Abstract
Study design.
Markov model.
Objective.
Further validity test of a previously published model.
Summary of background data.
The previous model was built using data from ten randomized trials and examined the 1-year effectiveness and cost-effectiveness of 17 nonpharmacologic interventions for chronic low back pain (CLBP), each compared to usual care alone. This update incorporated data from five additional trials.
Methods.
Based on transition probabilities that were estimated using patient-level trial data, a hypothetical cohort of CLBP patients transitioned over time among four defined health states: high-impact chronic pain with substantial activity limitations; higher (moderate-impact) and lower (low-impact) pain without activity limitations; and no pain. As patients transitioned among health states, they accumulated quality-adjusted life-years, as well as healthcare and productivity costs. Costs and effects were calculated incremental to each study’s version of usual care.
Results.
From the societal perspective and assuming a typical patient mix (25% low-impact, 35% moderate-impact, and 40% high-impact chronic pain), most interventions—including those newly added—were cost-effective (<$50,000/QALY) and demonstrated cost savings. From the payer perspective, fewer were cost-saving, but the same number were cost-effective. Results for the new studies generally mirrored others using the same interventions—for example, cognitive behavioral therapy (CBT) and physical therapy. A new acupuncture study had similar effectiveness to other acupuncture studies, but higher usual care costs, resulting in higher cost savings. Two new yoga studies’ results were similar, but both differed from those of the original yoga study. Mindfulness-based stress reduction was similar to CBT for a typical patient mix but was twice as effective for those with high-impact chronic pain.
Conclusion.
Markov modeling facilitates comparisons across interventions not directly compared in trials, using consistent outcome measures after balancing the baseline mix of patients. Outcomes also differed by pain impact level, emphasizing the need to measure CLBP subgroups.
Keywords: acupuncture, chiropractic, chronic low back pain, complementary therapies, cost-effectiveness, exercise, high-impact chronic pain, markov model, massage, nonpharmacologic interventions, spinal manipulation, spinal mobilization, yoga
Aprevious article in Spine described a Markov model analysis that allowed comparisons across the effectiveness and cost-effectiveness of 17 recommended nonpharmacologic therapies from 10 trials for chronic low back pain (CLBP), each compared to usual care.1 To further test its validity, this update describes the addition of five more trials to the model: acupuncture,2 cognitive behavioral therapy (CBT),3,4 mindfulness-based stress reduction (MBSR),4 physical therapy (PT),5 and yoga.5,6
METHODS
The Markov model used transition probabilities to move a hypothetical cohort of patients between four defined health states every 6 weeks for just over a year. The health states were: high-impact chronic pain (individuals with substantial activity limitations), moderate-impact chronic pain (mild activity limitations but higher pain), low-impact chronic pain (mild activity limitations with lower pain), and a healthy, no pain state. Transition probabilities between health states were estimated for each intervention using patient-level data from each trial. As CLBP patients moved through the model, they accumulated quality-adjusted life-years (QALYs)7 and healthcare8 and productivity costs.7 Incremental costs and effects for each therapy were calculated net of each study’s version of usual care.

## SOURCE MATERIAL

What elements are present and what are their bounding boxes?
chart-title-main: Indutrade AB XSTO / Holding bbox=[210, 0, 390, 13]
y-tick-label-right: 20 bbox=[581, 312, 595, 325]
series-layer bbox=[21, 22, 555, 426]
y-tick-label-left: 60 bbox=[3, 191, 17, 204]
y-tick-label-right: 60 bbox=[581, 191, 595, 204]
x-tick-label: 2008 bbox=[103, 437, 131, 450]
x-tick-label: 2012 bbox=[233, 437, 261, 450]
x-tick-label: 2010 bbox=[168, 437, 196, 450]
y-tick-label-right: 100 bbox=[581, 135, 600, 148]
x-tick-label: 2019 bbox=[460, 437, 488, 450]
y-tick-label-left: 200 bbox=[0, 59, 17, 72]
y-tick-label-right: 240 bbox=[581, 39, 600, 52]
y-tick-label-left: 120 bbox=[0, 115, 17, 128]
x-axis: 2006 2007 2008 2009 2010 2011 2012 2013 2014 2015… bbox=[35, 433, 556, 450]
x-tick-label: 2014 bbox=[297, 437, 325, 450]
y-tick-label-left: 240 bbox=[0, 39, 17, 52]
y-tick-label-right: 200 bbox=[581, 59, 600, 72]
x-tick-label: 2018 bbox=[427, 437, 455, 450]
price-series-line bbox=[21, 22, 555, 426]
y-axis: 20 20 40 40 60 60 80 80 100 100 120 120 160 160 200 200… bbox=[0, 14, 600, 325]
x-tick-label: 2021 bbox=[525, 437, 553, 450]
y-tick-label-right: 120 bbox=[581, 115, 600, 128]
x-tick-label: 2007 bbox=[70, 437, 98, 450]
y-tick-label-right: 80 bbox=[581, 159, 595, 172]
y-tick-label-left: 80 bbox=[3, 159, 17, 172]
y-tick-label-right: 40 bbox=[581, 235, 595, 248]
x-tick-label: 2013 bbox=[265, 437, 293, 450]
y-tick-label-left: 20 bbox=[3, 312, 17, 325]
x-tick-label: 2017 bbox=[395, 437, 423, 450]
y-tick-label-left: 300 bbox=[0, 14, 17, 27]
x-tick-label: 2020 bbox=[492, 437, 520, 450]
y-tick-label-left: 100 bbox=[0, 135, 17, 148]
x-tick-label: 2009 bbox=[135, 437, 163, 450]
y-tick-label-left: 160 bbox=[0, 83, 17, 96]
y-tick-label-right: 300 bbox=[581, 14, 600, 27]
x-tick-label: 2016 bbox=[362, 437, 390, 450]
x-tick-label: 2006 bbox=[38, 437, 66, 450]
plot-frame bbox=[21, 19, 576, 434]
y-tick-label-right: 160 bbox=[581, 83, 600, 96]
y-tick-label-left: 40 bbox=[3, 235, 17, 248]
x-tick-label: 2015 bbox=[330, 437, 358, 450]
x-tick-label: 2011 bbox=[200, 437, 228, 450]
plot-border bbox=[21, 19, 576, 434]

## DESCRIPTION OF THE TASK
Write out, word for word, everything in the Markov model article from "Markov modeling facilitates" down to "measure CLBP subgroups.". The records come from a source separate from the Markov model article.

## RESULT FOR THIS EXERCISE
Markov modeling facilitates comparisons across interventions not directly compared in trials, using consistent outcome measures after balancing the baseline mix of patients. Outcomes also differed by pain impact level, emphasizing the need to measure CLBP subgroups.